[EXERCISE REQUIREMENTS]:
Please quote the material exactly, every line of it.

Collected data entries
___
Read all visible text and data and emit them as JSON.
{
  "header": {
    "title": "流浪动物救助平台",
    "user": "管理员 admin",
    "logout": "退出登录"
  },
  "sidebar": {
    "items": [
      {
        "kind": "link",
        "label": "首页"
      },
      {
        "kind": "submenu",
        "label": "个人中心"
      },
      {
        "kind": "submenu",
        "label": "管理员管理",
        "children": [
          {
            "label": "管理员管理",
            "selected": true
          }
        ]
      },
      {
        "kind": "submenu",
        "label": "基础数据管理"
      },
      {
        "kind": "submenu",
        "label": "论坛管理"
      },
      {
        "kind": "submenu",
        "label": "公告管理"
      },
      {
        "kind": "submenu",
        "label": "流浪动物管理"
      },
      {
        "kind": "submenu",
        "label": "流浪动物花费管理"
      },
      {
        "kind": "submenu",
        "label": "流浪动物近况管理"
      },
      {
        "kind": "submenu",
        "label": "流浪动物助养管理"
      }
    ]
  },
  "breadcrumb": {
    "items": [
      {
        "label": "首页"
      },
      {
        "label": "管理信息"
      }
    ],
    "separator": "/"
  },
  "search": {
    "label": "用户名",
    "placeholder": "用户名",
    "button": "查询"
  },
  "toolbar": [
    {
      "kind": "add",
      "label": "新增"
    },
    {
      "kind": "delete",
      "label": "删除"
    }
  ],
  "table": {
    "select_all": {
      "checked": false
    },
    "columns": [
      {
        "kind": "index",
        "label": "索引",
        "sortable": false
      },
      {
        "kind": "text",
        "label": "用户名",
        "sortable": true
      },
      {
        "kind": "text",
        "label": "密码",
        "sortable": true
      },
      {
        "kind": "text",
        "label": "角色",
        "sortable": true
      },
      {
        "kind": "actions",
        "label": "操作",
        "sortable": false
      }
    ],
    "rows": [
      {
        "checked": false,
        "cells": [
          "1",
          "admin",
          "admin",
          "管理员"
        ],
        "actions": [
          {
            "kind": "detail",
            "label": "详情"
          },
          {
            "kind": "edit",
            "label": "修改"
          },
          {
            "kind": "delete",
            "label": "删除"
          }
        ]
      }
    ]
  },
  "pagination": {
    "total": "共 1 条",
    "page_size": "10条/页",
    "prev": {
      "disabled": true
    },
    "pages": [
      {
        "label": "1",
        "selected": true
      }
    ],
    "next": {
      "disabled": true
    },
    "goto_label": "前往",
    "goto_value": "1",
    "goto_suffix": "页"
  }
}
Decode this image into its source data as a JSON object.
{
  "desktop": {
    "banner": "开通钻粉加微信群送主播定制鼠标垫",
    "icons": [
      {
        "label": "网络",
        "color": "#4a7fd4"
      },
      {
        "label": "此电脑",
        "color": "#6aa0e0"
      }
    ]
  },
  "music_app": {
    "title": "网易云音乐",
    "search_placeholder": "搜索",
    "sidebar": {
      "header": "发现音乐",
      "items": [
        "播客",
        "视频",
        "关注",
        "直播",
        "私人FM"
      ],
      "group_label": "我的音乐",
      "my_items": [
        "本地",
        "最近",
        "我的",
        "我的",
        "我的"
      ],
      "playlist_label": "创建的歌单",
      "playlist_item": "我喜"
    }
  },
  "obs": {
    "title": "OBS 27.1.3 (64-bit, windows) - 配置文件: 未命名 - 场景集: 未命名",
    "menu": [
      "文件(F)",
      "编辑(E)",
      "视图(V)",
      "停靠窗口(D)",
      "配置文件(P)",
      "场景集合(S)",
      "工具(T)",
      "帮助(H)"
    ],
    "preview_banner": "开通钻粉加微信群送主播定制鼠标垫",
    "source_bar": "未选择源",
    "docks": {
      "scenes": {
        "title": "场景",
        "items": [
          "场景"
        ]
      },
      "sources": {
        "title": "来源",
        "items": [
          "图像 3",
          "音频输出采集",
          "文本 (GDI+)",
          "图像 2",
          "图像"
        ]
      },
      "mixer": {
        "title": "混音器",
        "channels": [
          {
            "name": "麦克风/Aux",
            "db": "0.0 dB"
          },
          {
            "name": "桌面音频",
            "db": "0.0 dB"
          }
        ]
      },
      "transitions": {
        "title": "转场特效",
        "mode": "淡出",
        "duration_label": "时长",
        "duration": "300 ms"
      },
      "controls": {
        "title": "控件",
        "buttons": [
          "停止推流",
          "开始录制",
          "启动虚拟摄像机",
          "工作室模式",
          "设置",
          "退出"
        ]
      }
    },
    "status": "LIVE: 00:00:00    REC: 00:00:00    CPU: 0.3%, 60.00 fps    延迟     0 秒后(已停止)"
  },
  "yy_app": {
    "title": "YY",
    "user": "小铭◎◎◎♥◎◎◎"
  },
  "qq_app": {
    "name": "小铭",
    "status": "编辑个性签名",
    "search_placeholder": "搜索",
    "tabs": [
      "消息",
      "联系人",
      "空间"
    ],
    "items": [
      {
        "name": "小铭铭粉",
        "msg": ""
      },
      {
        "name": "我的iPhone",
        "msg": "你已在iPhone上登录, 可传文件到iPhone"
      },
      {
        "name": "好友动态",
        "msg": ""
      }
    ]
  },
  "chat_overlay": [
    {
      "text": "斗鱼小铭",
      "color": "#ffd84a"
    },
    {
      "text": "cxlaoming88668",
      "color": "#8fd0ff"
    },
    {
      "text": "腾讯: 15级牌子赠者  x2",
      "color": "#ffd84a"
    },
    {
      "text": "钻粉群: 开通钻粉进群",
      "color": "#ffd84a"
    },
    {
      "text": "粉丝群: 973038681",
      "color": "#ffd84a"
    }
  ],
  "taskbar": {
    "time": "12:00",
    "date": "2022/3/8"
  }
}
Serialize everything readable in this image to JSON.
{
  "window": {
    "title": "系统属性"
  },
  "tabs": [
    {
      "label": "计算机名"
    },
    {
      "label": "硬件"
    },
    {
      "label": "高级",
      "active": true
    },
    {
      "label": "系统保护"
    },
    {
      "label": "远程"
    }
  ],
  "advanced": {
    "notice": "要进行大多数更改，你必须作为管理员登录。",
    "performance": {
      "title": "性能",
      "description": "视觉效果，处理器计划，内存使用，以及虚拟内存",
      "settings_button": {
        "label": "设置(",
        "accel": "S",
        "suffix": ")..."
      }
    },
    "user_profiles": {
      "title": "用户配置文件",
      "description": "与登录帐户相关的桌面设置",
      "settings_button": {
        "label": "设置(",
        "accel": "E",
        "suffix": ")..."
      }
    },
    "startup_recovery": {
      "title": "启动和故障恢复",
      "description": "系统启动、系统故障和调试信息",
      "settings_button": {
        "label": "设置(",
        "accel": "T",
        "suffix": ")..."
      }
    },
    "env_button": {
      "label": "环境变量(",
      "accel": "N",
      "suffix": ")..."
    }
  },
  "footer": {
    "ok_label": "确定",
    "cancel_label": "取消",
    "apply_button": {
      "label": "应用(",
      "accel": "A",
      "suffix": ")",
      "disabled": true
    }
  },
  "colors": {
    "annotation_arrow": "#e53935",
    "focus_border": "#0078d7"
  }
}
___
[EXERCISE RESULT]:
Read all visible text and data and emit them as JSON.
{
  "header": {
    "title": "流浪动物救助平台",
    "user": "管理员 admin",
    "logout": "退出登录"
  },
  "sidebar": {
    "items": [
      {
        "kind": "link",
        "label": "首页"
      },
      {
        "kind": "submenu",
        "label": "个人中心"
      },
      {
        "kind": "submenu",
        "label": "管理员管理",
        "children": [
          {
            "label": "管理员管理",
            "selected": true
          }
        ]
      },
      {
        "kind": "submenu",
        "label": "基础数据管理"
      },
      {
        "kind": "submenu",
        "label": "论坛管理"
      },
      {
        "kind": "submenu",
        "label": "公告管理"
      },
      {
        "kind": "submenu",
        "label": "流浪动物管理"
      },
      {
        "kind": "submenu",
        "label": "流浪动物花费管理"
      },
      {
        "kind": "submenu",
        "label": "流浪动物近况管理"
      },
      {
        "kind": "submenu",
        "label": "流浪动物助养管理"
      }
    ]
  },
  "breadcrumb": {
    "items": [
      {
        "label": "首页"
      },
      {
        "label": "管理信息"
      }
    ],
    "separator": "/"
  },
  "search": {
    "label": "用户名",
    "placeholder": "用户名",
    "button": "查询"
  },
  "toolbar": [
    {
      "kind": "add",
      "label": "新增"
    },
    {
      "kind": "delete",
      "label": "删除"
    }
  ],
  "table": {
    "select_all": {
      "checked": false
    },
    "columns": [
      {
        "kind": "index",
        "label": "索引",
        "sortable": false
      },
      {
        "kind": "text",
        "label": "用户名",
        "sortable": true
      },
      {
        "kind": "text",
        "label": "密码",
        "sortable": true
      },
      {
        "kind": "text",
        "label": "角色",
        "sortable": true
      },
      {
        "kind": "actions",
        "label": "操作",
        "sortable": false
      }
    ],
    "rows": [
      {
        "checked": false,
        "cells": [
          "1",
          "admin",
          "admin",
          "管理员"
        ],
        "actions": [
          {
            "kind": "detail",
            "label": "详情"
          },
          {
            "kind": "edit",
            "label": "修改"
          },
          {
            "kind": "delete",
            "label": "删除"
          }
        ]
      }
    ]
  },
  "pagination": {
    "total": "共 1 条",
    "page_size": "10条/页",
    "prev": {
      "disabled": true
    },
    "pages": [
      {
        "label": "1",
        "selected": true
      }
    ],
    "next": {
      "disabled": true
    },
    "goto_label": "前往",
    "goto_value": "1",
    "goto_suffix": "页"
  }
}
Decode this image into its source data as a JSON object.
{
  "desktop": {
    "banner": "开通钻粉加微信群送主播定制鼠标垫",
    "icons": [
      {
        "label": "网络",
        "color": "#4a7fd4"
      },
      {
        "label": "此电脑",
        "color": "#6aa0e0"
      }
    ]
  },
  "music_app": {
    "title": "网易云音乐",
    "search_placeholder": "搜索",
    "sidebar": {
      "header": "发现音乐",
      "items": [
        "播客",
        "视频",
        "关注",
        "直播",
        "私人FM"
      ],
      "group_label": "我的音乐",
      "my_items": [
        "本地",
        "最近",
        "我的",
        "我的",
        "我的"
      ],
      "playlist_label": "创建的歌单",
      "playlist_item": "我喜"
    }
  },
  "obs": {
    "title": "OBS 27.1.3 (64-bit, windows) - 配置文件: 未命名 - 场景集: 未命名",
    "menu": [
      "文件(F)",
      "编辑(E)",
      "视图(V)",
      "停靠窗口(D)",
      "配置文件(P)",
      "场景集合(S)",
      "工具(T)",
      "帮助(H)"
    ],
    "preview_banner": "开通钻粉加微信群送主播定制鼠标垫",
    "source_bar": "未选择源",
    "docks": {
      "scenes": {
        "title": "场景",
        "items": [
          "场景"
        ]
      },
      "sources": {
        "title": "来源",
        "items": [
          "图像 3",
          "音频输出采集",
          "文本 (GDI+)",
          "图像 2",
          "图像"
        ]
      },
      "mixer": {
        "title": "混音器",
        "channels": [
          {
            "name": "麦克风/Aux",
            "db": "0.0 dB"
          },
          {
            "name": "桌面音频",
            "db": "0.0 dB"
          }
        ]
      },
      "transitions": {
        "title": "转场特效",
        "mode": "淡出",
        "duration_label": "时长",
        "duration": "300 ms"
      },
      "controls": {
        "title": "控件",
        "buttons": [
          "停止推流",
          "开始录制",
          "启动虚拟摄像机",
          "工作室模式",
          "设置",
          "退出"
        ]
      }
    },
    "status": "LIVE: 00:00:00    REC: 00:00:00    CPU: 0.3%, 60.00 fps    延迟     0 秒后(已停止)"
  },
  "yy_app": {
    "title": "YY",
    "user": "小铭◎◎◎♥◎◎◎"
  },
  "qq_app": {
    "name": "小铭",
    "status": "编辑个性签名",
    "search_placeholder": "搜索",
    "tabs": [
      "消息",
      "联系人",
      "空间"
    ],
    "items": [
      {
        "name": "小铭铭粉",
        "msg": ""
      },
      {
        "name": "我的iPhone",
        "msg": "你已在iPhone上登录, 可传文件到iPhone"
      },
      {
        "name": "好友动态",
        "msg": ""
      }
    ]
  },
  "chat_overlay": [
    {
      "text": "斗鱼小铭",
      "color": "#ffd84a"
    },
    {
      "text": "cxlaoming88668",
      "color": "#8fd0ff"
    },
    {
      "text": "腾讯: 15级牌子赠者  x2",
      "color": "#ffd84a"
    },
    {
      "text": "钻粉群: 开通钻粉进群",
      "color": "#ffd84a"
    },
    {
      "text": "粉丝群: 973038681",
      "color": "#ffd84a"
    }
  ],
  "taskbar": {
    "time": "12:00",
    "date": "2022/3/8"
  }
}
Serialize everything readable in this image to JSON.
{
  "window": {
    "title": "系统属性"
  },
  "tabs": [
    {
      "label": "计算机名"
    },
    {
      "label": "硬件"
    },
    {
      "label": "高级",
      "active": true
    },
    {
      "label": "系统保护"
    },
    {
      "label": "远程"
    }
  ],
  "advanced": {
    "notice": "要进行大多数更改，你必须作为管理员登录。",
    "performance": {
      "title": "性能",
      "description": "视觉效果，处理器计划，内存使用，以及虚拟内存",
      "settings_button": {
        "label": "设置(",
        "accel": "S",
        "suffix": ")..."
      }
    },
    "user_profiles": {
      "title": "用户配置文件",
      "description": "与登录帐户相关的桌面设置",
      "settings_button": {
        "label": "设置(",
        "accel": "E",
        "suffix": ")..."
      }
    },
    "startup_recovery": {
      "title": "启动和故障恢复",
      "description": "系统启动、系统故障和调试信息",
      "settings_button": {
        "label": "设置(",
        "accel": "T",
        "suffix": ")..."
      }
    },
    "env_button": {
      "label": "环境变量(",
      "accel": "N",
      "suffix": ")..."
    }
  },
  "footer": {
    "ok_label": "确定",
    "cancel_label": "取消",
    "apply_button": {
      "label": "应用(",
      "accel": "A",
      "suffix": ")",
      "disabled": true
    }
  },
  "colors": {
    "annotation_arrow": "#e53935",
    "focus_border": "#0078d7"
  }
}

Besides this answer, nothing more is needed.